• [Problem]:
Locate every line in the records below that contains the word "Decreto", and copy each one.
** START Given data **
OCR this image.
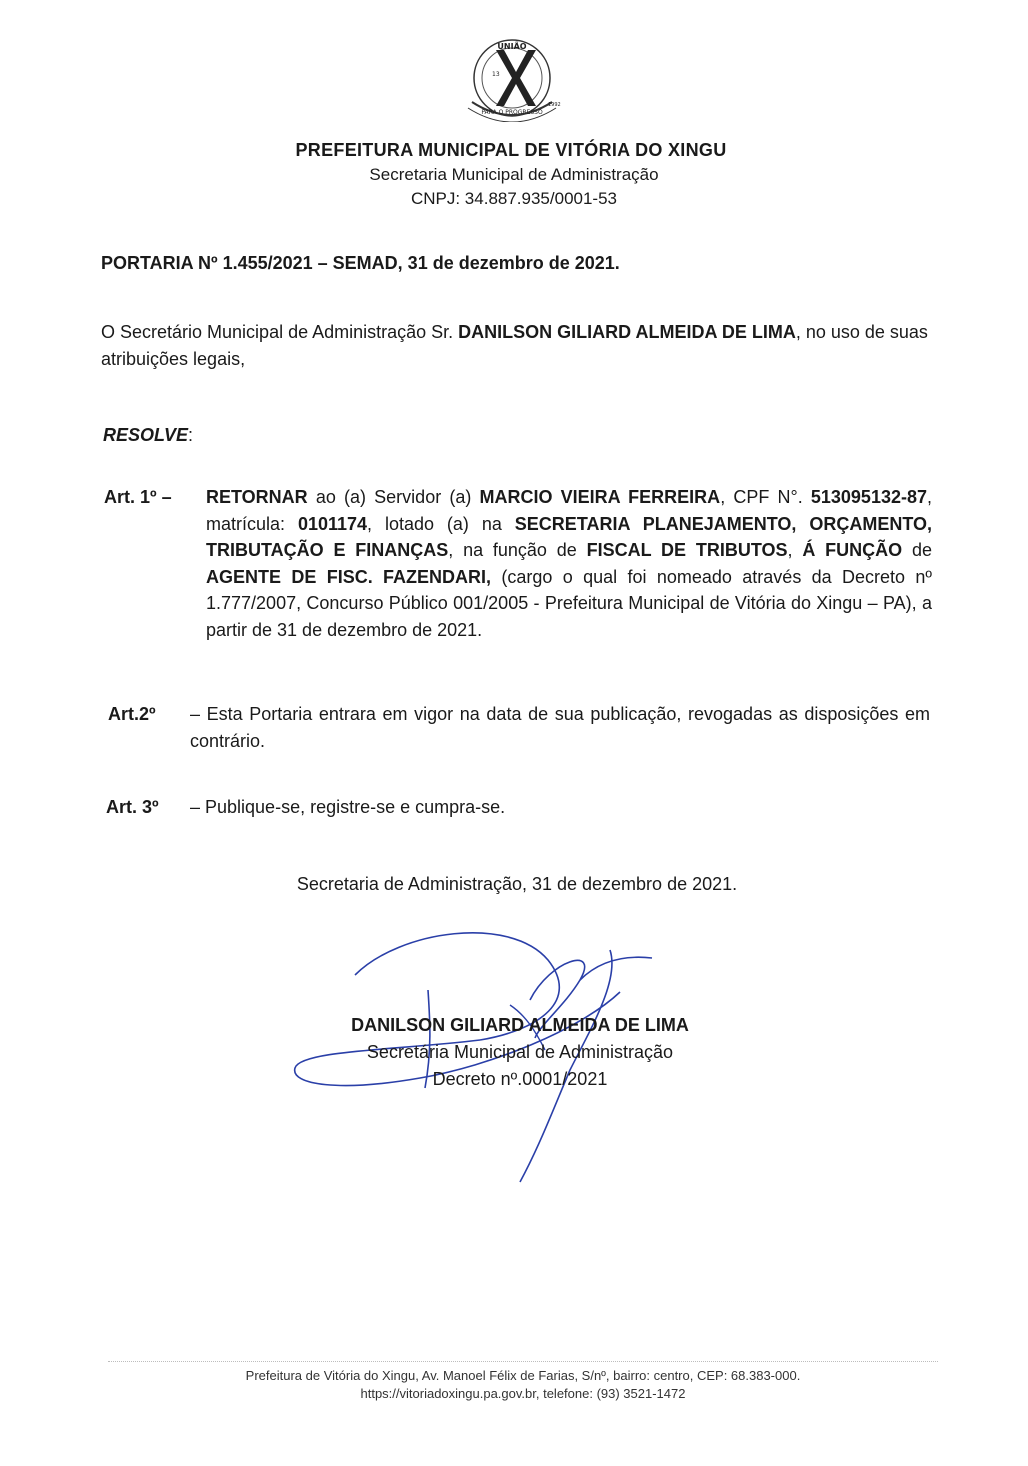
UNIÃO
13
PARA O PROGRESSO
1992
PREFEITURA MUNICIPAL DE VITÓRIA DO XINGU
Secretaria Municipal de Administração
CNPJ: 34.887.935/0001-53
PORTARIA Nº 1.455/2021 – SEMAD, 31 de dezembro de 2021.
O Secretário Municipal de Administração Sr. DANILSON GILIARD ALMEIDA DE LIMA, no uso de suas atribuições legais,
RESOLVE:
Art. 1º – RETORNAR ao (a) Servidor (a) MARCIO VIEIRA FERREIRA, CPF N°. 513095132-87, matrícula: 0101174, lotado (a) na SECRETARIA PLANEJAMENTO, ORÇAMENTO, TRIBUTAÇÃO E FINANÇAS, na função de FISCAL DE TRIBUTOS, Á FUNÇÃO de AGENTE DE FISC. FAZENDARI, (cargo o qual foi nomeado através da Decreto nº 1.777/2007, Concurso Público 001/2005 - Prefeitura Municipal de Vitória do Xingu – PA), a partir de 31 de dezembro de 2021.
Art.2º – Esta Portaria entrara em vigor na data de sua publicação, revogadas as disposições em contrário.
Art. 3º – Publique-se, registre-se e cumpra-se.
Secretaria de Administração, 31 de dezembro de 2021.
DANILSON GILIARD ALMEIDA DE LIMA
Secretária Municipal de Administração
Decreto nº.0001/2021
Prefeitura de Vitória do Xingu, Av. Manoel Félix de Farias, S/nº, bairro: centro, CEP: 68.383-000.
https://vitoriadoxingu.pa.gov.br, telefone: (93) 3521-1472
** END Given data **
• [Solved problem]:
Art. 1º – RETORNAR ao (a) Servidor (a) MARCIO VIEIRA FERREIRA, CPF N°. 513095132-87, matrícula: 0101174, lotado (a) na SECRETARIA PLANEJAMENTO, ORÇAMENTO, TRIBUTAÇÃO E FINANÇAS, na função de FISCAL DE TRIBUTOS, Á FUNÇÃO de AGENTE DE FISC. FAZENDARI, (cargo o qual foi nomeado através da Decreto nº 1.777/2007, Concurso Público 001/2005 - Prefeitura Municipal de Vitória do Xingu – PA), a partir de 31 de dezembro de 2021.
Decreto nº.0001/2021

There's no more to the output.